INSTRUCTIONS TO FOLLOW —
Which lines in the records below contain the word "Elzy"? Copy each one out.

_ _ _

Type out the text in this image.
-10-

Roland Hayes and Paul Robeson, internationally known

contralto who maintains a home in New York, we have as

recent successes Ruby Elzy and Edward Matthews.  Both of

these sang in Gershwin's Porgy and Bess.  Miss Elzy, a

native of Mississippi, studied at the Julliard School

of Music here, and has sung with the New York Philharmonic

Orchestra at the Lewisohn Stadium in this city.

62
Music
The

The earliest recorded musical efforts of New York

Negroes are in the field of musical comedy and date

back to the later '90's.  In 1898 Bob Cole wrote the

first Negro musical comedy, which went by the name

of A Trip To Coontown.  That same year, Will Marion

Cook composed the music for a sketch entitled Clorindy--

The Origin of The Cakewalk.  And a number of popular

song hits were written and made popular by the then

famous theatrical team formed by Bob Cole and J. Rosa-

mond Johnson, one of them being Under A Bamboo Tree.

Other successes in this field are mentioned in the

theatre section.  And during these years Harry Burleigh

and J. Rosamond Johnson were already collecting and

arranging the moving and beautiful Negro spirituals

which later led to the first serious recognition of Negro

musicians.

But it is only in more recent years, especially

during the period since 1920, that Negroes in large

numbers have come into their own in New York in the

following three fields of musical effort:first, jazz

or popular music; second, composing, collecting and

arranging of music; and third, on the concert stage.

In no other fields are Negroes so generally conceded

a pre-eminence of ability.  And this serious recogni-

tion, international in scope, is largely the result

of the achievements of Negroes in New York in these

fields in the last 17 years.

_ _ _

SOLUTION FOR THIS PROBLEM —
recent successes Ruby Elzy and Edward Matthews.  Both of
these sang in Gershwin's Porgy and Bess.  Miss Elzy, a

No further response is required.